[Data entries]
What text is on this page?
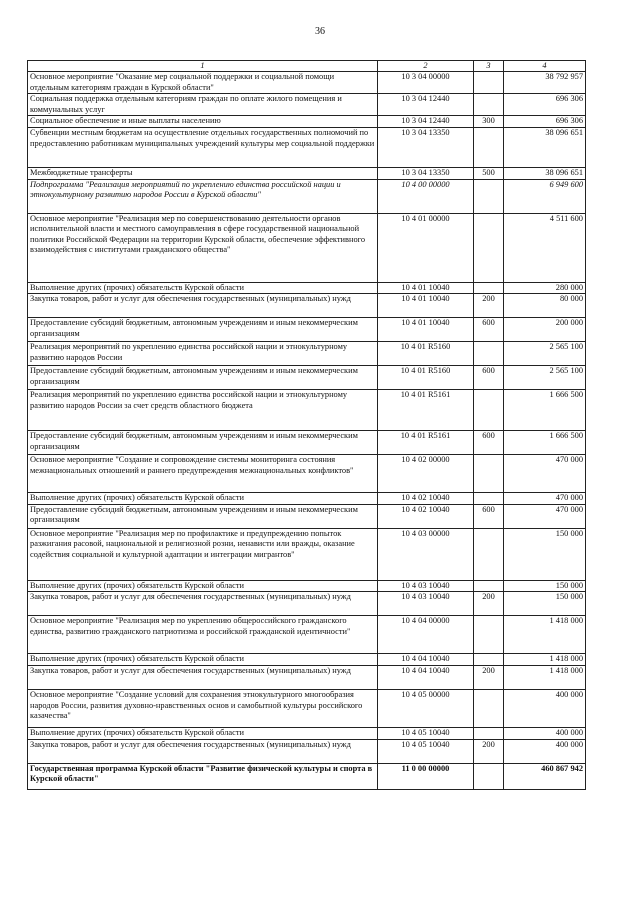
36
1	2	3	4
Основное мероприятие "Оказание мер социальной поддержки и социальной помощи отдельным категориям граждан в Курской области"	10 3 04 00000		38 792 957
Социальная поддержка отдельным категориям граждан по оплате жилого помещения и коммунальных услуг	10 3 04 12440		696 306
Социальное обеспечение и иные выплаты населению	10 3 04 12440	300	696 306
Субвенции местным бюджетам на осуществление отдельных государственных полномочий по предоставлению работникам муниципальных учреждений культуры мер социальной поддержки	10 3 04 13350		38 096 651
Межбюджетные трансферты	10 3 04 13350	500	38 096 651
Подпрограмма "Реализация мероприятий по укреплению единства российской нации и этнокультурному развитию народов России в Курской области"	10 4 00 00000		6 949 600
Основное мероприятие "Реализация мер по совершенствованию деятельности органов исполнительной власти и местного самоуправления в сфере государственной национальной политики Российской Федерации на территории Курской области, обеспечение эффективного взаимодействия с институтами гражданского общества"	10 4 01 00000		4 511 600
Выполнение других (прочих) обязательств Курской области	10 4 01 10040		280 000
Закупка товаров, работ и услуг для обеспечения государственных (муниципальных) нужд	10 4 01 10040	200	80 000
Предоставление субсидий бюджетным, автономным учреждениям и иным некоммерческим организациям	10 4 01 10040	600	200 000
Реализация мероприятий по укреплению единства российской нации и этнокультурному развитию народов России	10 4 01 R5160		2 565 100
Предоставление субсидий бюджетным, автономным учреждениям и иным некоммерческим организациям	10 4 01 R5160	600	2 565 100
Реализация мероприятий по укреплению единства российской нации и этнокультурному развитию народов России за счет средств областного бюджета	10 4 01 R5161		1 666 500
Предоставление субсидий бюджетным, автономным учреждениям и иным некоммерческим организациям	10 4 01 R5161	600	1 666 500
Основное мероприятие "Создание и сопровождение системы мониторинга состояния межнациональных отношений и раннего предупреждения межнациональных конфликтов"	10 4 02 00000		470 000
Выполнение других (прочих) обязательств Курской области	10 4 02 10040		470 000
Предоставление субсидий бюджетным, автономным учреждениям и иным некоммерческим организациям	10 4 02 10040	600	470 000
Основное мероприятие "Реализация мер по профилактике и предупреждению попыток разжигания расовой, национальной и религиозной розни, ненависти или вражды, оказание содействия социальной и культурной адаптации и интеграции мигрантов"	10 4 03 00000		150 000
Выполнение других (прочих) обязательств Курской области	10 4 03 10040		150 000
Закупка товаров, работ и услуг для обеспечения государственных (муниципальных) нужд	10 4 03 10040	200	150 000
Основное мероприятие "Реализация мер по укреплению общероссийского гражданского единства, развитию гражданского патриотизма и российской гражданской идентичности"	10 4 04 00000		1 418 000
Выполнение других (прочих) обязательств Курской области	10 4 04 10040		1 418 000
Закупка товаров, работ и услуг для обеспечения государственных (муниципальных) нужд	10 4 04 10040	200	1 418 000
Основное мероприятие "Создание условий для сохранения этнокультурного многообразия народов России, развития духовно-нравственных основ и самобытной культуры российского казачества"	10 4 05 00000		400 000
Выполнение других (прочих) обязательств Курской области	10 4 05 10040		400 000
Закупка товаров, работ и услуг для обеспечения государственных (муниципальных) нужд	10 4 05 10040	200	400 000
Государственная программа Курской области "Развитие физической культуры и спорта в Курской области"	11 0 00 00000		460 867 942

- _What to produce_
A number is the only answer here: how many lines of the material above contain "некоммерческим"?

- _Response_
4